• [WHAT IS BEING ASKED]
Copy out all of the material exactly.
———
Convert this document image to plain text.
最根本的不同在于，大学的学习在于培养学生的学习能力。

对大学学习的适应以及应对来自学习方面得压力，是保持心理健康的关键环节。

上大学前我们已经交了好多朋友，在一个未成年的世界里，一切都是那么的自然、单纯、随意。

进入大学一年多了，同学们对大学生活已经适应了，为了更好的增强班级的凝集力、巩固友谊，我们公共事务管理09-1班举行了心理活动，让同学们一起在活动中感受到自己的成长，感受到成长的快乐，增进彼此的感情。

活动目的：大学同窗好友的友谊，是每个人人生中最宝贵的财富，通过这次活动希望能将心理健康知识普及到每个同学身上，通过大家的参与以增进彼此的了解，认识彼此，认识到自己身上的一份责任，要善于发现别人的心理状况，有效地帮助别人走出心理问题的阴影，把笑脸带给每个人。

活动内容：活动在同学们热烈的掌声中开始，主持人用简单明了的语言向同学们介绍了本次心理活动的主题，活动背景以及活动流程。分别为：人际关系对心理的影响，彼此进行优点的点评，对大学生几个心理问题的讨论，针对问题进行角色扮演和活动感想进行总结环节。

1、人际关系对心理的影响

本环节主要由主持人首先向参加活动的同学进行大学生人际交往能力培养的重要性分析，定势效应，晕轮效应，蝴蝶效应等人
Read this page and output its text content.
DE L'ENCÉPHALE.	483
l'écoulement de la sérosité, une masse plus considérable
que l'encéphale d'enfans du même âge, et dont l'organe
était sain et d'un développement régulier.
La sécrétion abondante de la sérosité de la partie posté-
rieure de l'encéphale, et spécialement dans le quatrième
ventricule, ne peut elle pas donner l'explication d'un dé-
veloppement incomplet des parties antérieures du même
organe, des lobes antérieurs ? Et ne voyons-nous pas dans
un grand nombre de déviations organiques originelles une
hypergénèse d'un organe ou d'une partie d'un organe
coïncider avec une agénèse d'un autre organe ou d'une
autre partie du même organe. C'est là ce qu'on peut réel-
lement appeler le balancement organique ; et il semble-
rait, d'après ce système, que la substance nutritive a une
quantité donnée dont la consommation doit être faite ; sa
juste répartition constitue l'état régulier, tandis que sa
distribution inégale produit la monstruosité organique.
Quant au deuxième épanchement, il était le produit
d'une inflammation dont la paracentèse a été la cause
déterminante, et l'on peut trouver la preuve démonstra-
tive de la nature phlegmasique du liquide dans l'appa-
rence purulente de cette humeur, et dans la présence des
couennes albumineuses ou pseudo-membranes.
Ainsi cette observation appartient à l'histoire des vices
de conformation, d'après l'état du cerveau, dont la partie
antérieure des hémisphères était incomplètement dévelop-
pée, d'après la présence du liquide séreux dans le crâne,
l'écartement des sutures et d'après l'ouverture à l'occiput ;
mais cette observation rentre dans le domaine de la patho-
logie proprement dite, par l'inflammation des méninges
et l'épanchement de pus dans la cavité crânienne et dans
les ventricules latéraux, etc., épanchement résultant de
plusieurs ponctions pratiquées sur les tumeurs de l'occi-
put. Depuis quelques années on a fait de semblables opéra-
———
• [RESULT OF THIS TASK]
Convert this document image to plain text.
最根本的不同在于，大学的学习在于培养学生的学习能力。

对大学学习的适应以及应对来自学习方面得压力，是保持心理健康的关键环节。

上大学前我们已经交了好多朋友，在一个未成年的世界里，一切都是那么的自然、单纯、随意。

进入大学一年多了，同学们对大学生活已经适应了，为了更好的增强班级的凝集力、巩固友谊，我们公共事务管理09-1班举行了心理活动，让同学们一起在活动中感受到自己的成长，感受到成长的快乐，增进彼此的感情。

活动目的：大学同窗好友的友谊，是每个人人生中最宝贵的财富，通过这次活动希望能将心理健康知识普及到每个同学身上，通过大家的参与以增进彼此的了解，认识彼此，认识到自己身上的一份责任，要善于发现别人的心理状况，有效地帮助别人走出心理问题的阴影，把笑脸带给每个人。

活动内容：活动在同学们热烈的掌声中开始，主持人用简单明了的语言向同学们介绍了本次心理活动的主题，活动背景以及活动流程。分别为：人际关系对心理的影响，彼此进行优点的点评，对大学生几个心理问题的讨论，针对问题进行角色扮演和活动感想进行总结环节。

1、人际关系对心理的影响

本环节主要由主持人首先向参加活动的同学进行大学生人际交往能力培养的重要性分析，定势效应，晕轮效应，蝴蝶效应等人
Read this page and output its text content.
DE L'ENCÉPHALE.	483
l'écoulement de la sérosité, une masse plus considérable
que l'encéphale d'enfans du même âge, et dont l'organe
était sain et d'un développement régulier.
La sécrétion abondante de la sérosité de la partie posté-
rieure de l'encéphale, et spécialement dans le quatrième
ventricule, ne peut elle pas donner l'explication d'un dé-
veloppement incomplet des parties antérieures du même
organe, des lobes antérieurs ? Et ne voyons-nous pas dans
un grand nombre de déviations organiques originelles une
hypergénèse d'un organe ou d'une partie d'un organe
coïncider avec une agénèse d'un autre organe ou d'une
autre partie du même organe. C'est là ce qu'on peut réel-
lement appeler le balancement organique ; et il semble-
rait, d'après ce système, que la substance nutritive a une
quantité donnée dont la consommation doit être faite ; sa
juste répartition constitue l'état régulier, tandis que sa
distribution inégale produit la monstruosité organique.
Quant au deuxième épanchement, il était le produit
d'une inflammation dont la paracentèse a été la cause
déterminante, et l'on peut trouver la preuve démonstra-
tive de la nature phlegmasique du liquide dans l'appa-
rence purulente de cette humeur, et dans la présence des
couennes albumineuses ou pseudo-membranes.
Ainsi cette observation appartient à l'histoire des vices
de conformation, d'après l'état du cerveau, dont la partie
antérieure des hémisphères était incomplètement dévelop-
pée, d'après la présence du liquide séreux dans le crâne,
l'écartement des sutures et d'après l'ouverture à l'occiput ;
mais cette observation rentre dans le domaine de la patho-
logie proprement dite, par l'inflammation des méninges
et l'épanchement de pus dans la cavité crânienne et dans
les ventricules latéraux, etc., épanchement résultant de
plusieurs ponctions pratiquées sur les tumeurs de l'occi-
put. Depuis quelques années on a fait de semblables opéra-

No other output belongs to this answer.